→ TASK REQUIREMENTS: Images excepted, the data below must be repeated exactly.

→ SOURCE DATA:
——————

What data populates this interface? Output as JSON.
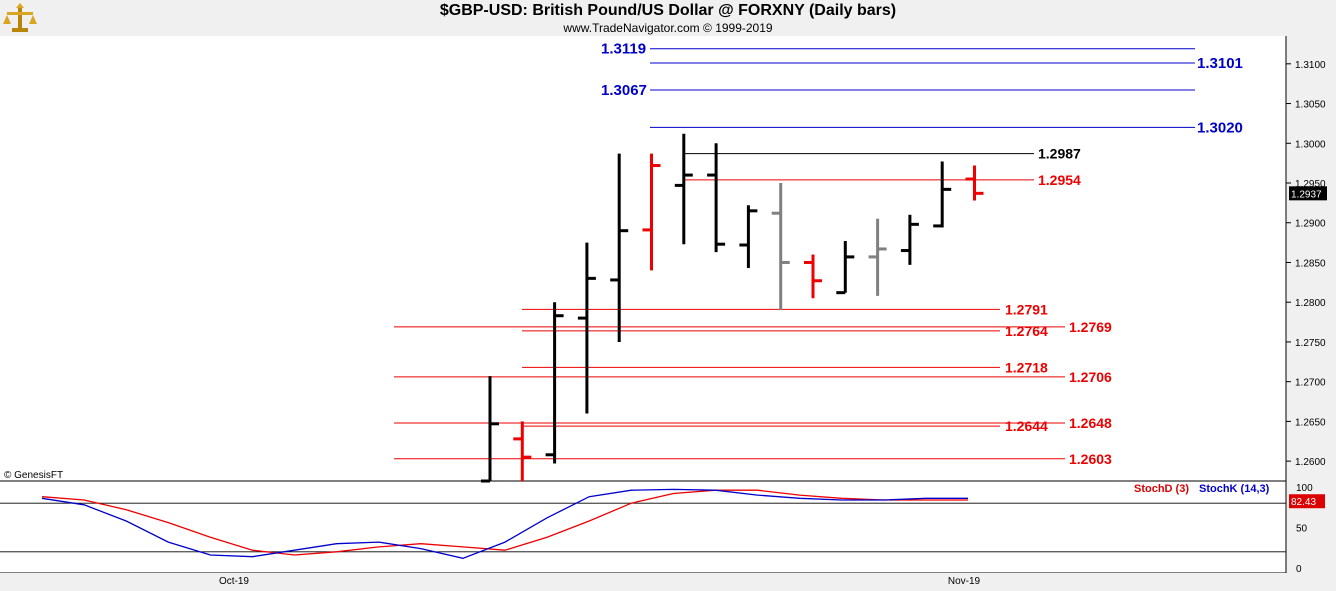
{
  "header": {
    "title": "$GBP-USD:  British Pound/US Dollar @ FORXNY  (Daily bars)",
    "subtitle": "www.TradeNavigator.com © 1999-2019"
  },
  "credit": "© GenesisFT",
  "colors": {
    "bar_up": "#000000",
    "bar_down": "#ee0000",
    "bar_neutral": "#808080",
    "level_blue": "#0000cc",
    "level_red": "#dd0000",
    "level_black": "#000000",
    "stoch_d": "#dd0000",
    "stoch_k": "#0000cc"
  },
  "chart_data": [
    {
      "type": "ohlc",
      "title": "$GBP-USD:  British Pound/US Dollar @ FORXNY  (Daily bars)",
      "y_scale": {
        "range": [
          1.2575,
          1.3135
        ],
        "ticks": [
          1.26,
          1.265,
          1.27,
          1.275,
          1.28,
          1.285,
          1.29,
          1.295,
          1.3,
          1.305,
          1.31
        ],
        "tick_labels": [
          "1.2600",
          "1.2650",
          "1.2700",
          "1.2750",
          "1.2800",
          "1.2850",
          "1.2900",
          "1.2950",
          "1.3000",
          "1.3050",
          "1.3100"
        ]
      },
      "x_labels": [
        {
          "label": "Oct-19",
          "index": 0
        },
        {
          "label": "Nov-19",
          "index": 22
        }
      ],
      "last_price": "1.2937",
      "bars": [
        {
          "open": 1.2575,
          "high": 1.2707,
          "low": 1.2575,
          "close": 1.2647,
          "color": "black"
        },
        {
          "open": 1.2628,
          "high": 1.265,
          "low": 1.2575,
          "close": 1.2605,
          "color": "red"
        },
        {
          "open": 1.2608,
          "high": 1.28,
          "low": 1.2597,
          "close": 1.2783,
          "color": "black"
        },
        {
          "open": 1.278,
          "high": 1.2875,
          "low": 1.266,
          "close": 1.283,
          "color": "black"
        },
        {
          "open": 1.2828,
          "high": 1.2987,
          "low": 1.275,
          "close": 1.289,
          "color": "black"
        },
        {
          "open": 1.2891,
          "high": 1.2987,
          "low": 1.284,
          "close": 1.2972,
          "color": "red"
        },
        {
          "open": 1.2947,
          "high": 1.3012,
          "low": 1.2873,
          "close": 1.296,
          "color": "black"
        },
        {
          "open": 1.296,
          "high": 1.3,
          "low": 1.2863,
          "close": 1.2873,
          "color": "black"
        },
        {
          "open": 1.2872,
          "high": 1.2922,
          "low": 1.2843,
          "close": 1.2915,
          "color": "black"
        },
        {
          "open": 1.2912,
          "high": 1.295,
          "low": 1.279,
          "close": 1.285,
          "color": "gray"
        },
        {
          "open": 1.285,
          "high": 1.286,
          "low": 1.2805,
          "close": 1.2827,
          "color": "red"
        },
        {
          "open": 1.2812,
          "high": 1.2877,
          "low": 1.2812,
          "close": 1.2857,
          "color": "black"
        },
        {
          "open": 1.2857,
          "high": 1.2905,
          "low": 1.2808,
          "close": 1.2867,
          "color": "gray"
        },
        {
          "open": 1.2865,
          "high": 1.291,
          "low": 1.2847,
          "close": 1.2898,
          "color": "black"
        },
        {
          "open": 1.2896,
          "high": 1.2977,
          "low": 1.2894,
          "close": 1.2942,
          "color": "black"
        },
        {
          "open": 1.2955,
          "high": 1.2972,
          "low": 1.2928,
          "close": 1.2937,
          "color": "red"
        }
      ],
      "levels": [
        {
          "label": "1.3119",
          "value": 1.3119,
          "color": "blue"
        },
        {
          "label": "1.3101",
          "value": 1.3101,
          "color": "blue"
        },
        {
          "label": "1.3067",
          "value": 1.3067,
          "color": "blue"
        },
        {
          "label": "1.3020",
          "value": 1.302,
          "color": "blue"
        },
        {
          "label": "1.2987",
          "value": 1.2987,
          "color": "black"
        },
        {
          "label": "1.2954",
          "value": 1.2954,
          "color": "red"
        },
        {
          "label": "1.2791",
          "value": 1.2791,
          "color": "red"
        },
        {
          "label": "1.2769",
          "value": 1.2769,
          "color": "red"
        },
        {
          "label": "1.2764",
          "value": 1.2764,
          "color": "red"
        },
        {
          "label": "1.2718",
          "value": 1.2718,
          "color": "red"
        },
        {
          "label": "1.2706",
          "value": 1.2706,
          "color": "red"
        },
        {
          "label": "1.2648",
          "value": 1.2648,
          "color": "red"
        },
        {
          "label": "1.2644",
          "value": 1.2644,
          "color": "red"
        },
        {
          "label": "1.2603",
          "value": 1.2603,
          "color": "red"
        }
      ]
    },
    {
      "type": "line",
      "title": "",
      "y_ticks": [
        0,
        50,
        100
      ],
      "reference_line": 80,
      "last_value": "82.43",
      "series": [
        {
          "name": "StochD (3)",
          "color": "red",
          "values": [
            88,
            84,
            72,
            56,
            38,
            22,
            16,
            20,
            26,
            30,
            26,
            22,
            38,
            58,
            80,
            92,
            96,
            96,
            90,
            86,
            84,
            84,
            84
          ]
        },
        {
          "name": "StochK (14,3)",
          "color": "blue",
          "values": [
            86,
            78,
            58,
            32,
            16,
            14,
            22,
            30,
            32,
            24,
            12,
            32,
            62,
            88,
            96,
            97,
            96,
            90,
            86,
            84,
            84,
            86,
            86
          ]
        }
      ]
    }
  ]
}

——————

→ RESPONSE:
What data populates this interface? Output as JSON.
{
  "header": {
    "title": "$GBP-USD:  British Pound/US Dollar @ FORXNY  (Daily bars)",
    "subtitle": "www.TradeNavigator.com © 1999-2019"
  },
  "credit": "© GenesisFT",
  "colors": {
    "bar_up": "#000000",
    "bar_down": "#ee0000",
    "bar_neutral": "#808080",
    "level_blue": "#0000cc",
    "level_red": "#dd0000",
    "level_black": "#000000",
    "stoch_d": "#dd0000",
    "stoch_k": "#0000cc"
  },
  "chart_data": [
    {
      "type": "ohlc",
      "title": "$GBP-USD:  British Pound/US Dollar @ FORXNY  (Daily bars)",
      "y_scale": {
        "range": [
          1.2575,
          1.3135
        ],
        "ticks": [
          1.26,
          1.265,
          1.27,
          1.275,
          1.28,
          1.285,
          1.29,
          1.295,
          1.3,
          1.305,
          1.31
        ],
        "tick_labels": [
          "1.2600",
          "1.2650",
          "1.2700",
          "1.2750",
          "1.2800",
          "1.2850",
          "1.2900",
          "1.2950",
          "1.3000",
          "1.3050",
          "1.3100"
        ]
      },
      "x_labels": [
        {
          "label": "Oct-19",
          "index": 0
        },
        {
          "label": "Nov-19",
          "index": 22
        }
      ],
      "last_price": "1.2937",
      "bars": [
        {
          "open": 1.2575,
          "high": 1.2707,
          "low": 1.2575,
          "close": 1.2647,
          "color": "black"
        },
        {
          "open": 1.2628,
          "high": 1.265,
          "low": 1.2575,
          "close": 1.2605,
          "color": "red"
        },
        {
          "open": 1.2608,
          "high": 1.28,
          "low": 1.2597,
          "close": 1.2783,
          "color": "black"
        },
        {
          "open": 1.278,
          "high": 1.2875,
          "low": 1.266,
          "close": 1.283,
          "color": "black"
        },
        {
          "open": 1.2828,
          "high": 1.2987,
          "low": 1.275,
          "close": 1.289,
          "color": "black"
        },
        {
          "open": 1.2891,
          "high": 1.2987,
          "low": 1.284,
          "close": 1.2972,
          "color": "red"
        },
        {
          "open": 1.2947,
          "high": 1.3012,
          "low": 1.2873,
          "close": 1.296,
          "color": "black"
        },
        {
          "open": 1.296,
          "high": 1.3,
          "low": 1.2863,
          "close": 1.2873,
          "color": "black"
        },
        {
          "open": 1.2872,
          "high": 1.2922,
          "low": 1.2843,
          "close": 1.2915,
          "color": "black"
        },
        {
          "open": 1.2912,
          "high": 1.295,
          "low": 1.279,
          "close": 1.285,
          "color": "gray"
        },
        {
          "open": 1.285,
          "high": 1.286,
          "low": 1.2805,
          "close": 1.2827,
          "color": "red"
        },
        {
          "open": 1.2812,
          "high": 1.2877,
          "low": 1.2812,
          "close": 1.2857,
          "color": "black"
        },
        {
          "open": 1.2857,
          "high": 1.2905,
          "low": 1.2808,
          "close": 1.2867,
          "color": "gray"
        },
        {
          "open": 1.2865,
          "high": 1.291,
          "low": 1.2847,
          "close": 1.2898,
          "color": "black"
        },
        {
          "open": 1.2896,
          "high": 1.2977,
          "low": 1.2894,
          "close": 1.2942,
          "color": "black"
        },
        {
          "open": 1.2955,
          "high": 1.2972,
          "low": 1.2928,
          "close": 1.2937,
          "color": "red"
        }
      ],
      "levels": [
        {
          "label": "1.3119",
          "value": 1.3119,
          "color": "blue"
        },
        {
          "label": "1.3101",
          "value": 1.3101,
          "color": "blue"
        },
        {
          "label": "1.3067",
          "value": 1.3067,
          "color": "blue"
        },
        {
          "label": "1.3020",
          "value": 1.302,
          "color": "blue"
        },
        {
          "label": "1.2987",
          "value": 1.2987,
          "color": "black"
        },
        {
          "label": "1.2954",
          "value": 1.2954,
          "color": "red"
        },
        {
          "label": "1.2791",
          "value": 1.2791,
          "color": "red"
        },
        {
          "label": "1.2769",
          "value": 1.2769,
          "color": "red"
        },
        {
          "label": "1.2764",
          "value": 1.2764,
          "color": "red"
        },
        {
          "label": "1.2718",
          "value": 1.2718,
          "color": "red"
        },
        {
          "label": "1.2706",
          "value": 1.2706,
          "color": "red"
        },
        {
          "label": "1.2648",
          "value": 1.2648,
          "color": "red"
        },
        {
          "label": "1.2644",
          "value": 1.2644,
          "color": "red"
        },
        {
          "label": "1.2603",
          "value": 1.2603,
          "color": "red"
        }
      ]
    },
    {
      "type": "line",
      "title": "",
      "y_ticks": [
        0,
        50,
        100
      ],
      "reference_line": 80,
      "last_value": "82.43",
      "series": [
        {
          "name": "StochD (3)",
          "color": "red",
          "values": [
            88,
            84,
            72,
            56,
            38,
            22,
            16,
            20,
            26,
            30,
            26,
            22,
            38,
            58,
            80,
            92,
            96,
            96,
            90,
            86,
            84,
            84,
            84
          ]
        },
        {
          "name": "StochK (14,3)",
          "color": "blue",
          "values": [
            86,
            78,
            58,
            32,
            16,
            14,
            22,
            30,
            32,
            24,
            12,
            32,
            62,
            88,
            96,
            97,
            96,
            90,
            86,
            84,
            84,
            86,
            86
          ]
        }
      ]
    }
  ]
}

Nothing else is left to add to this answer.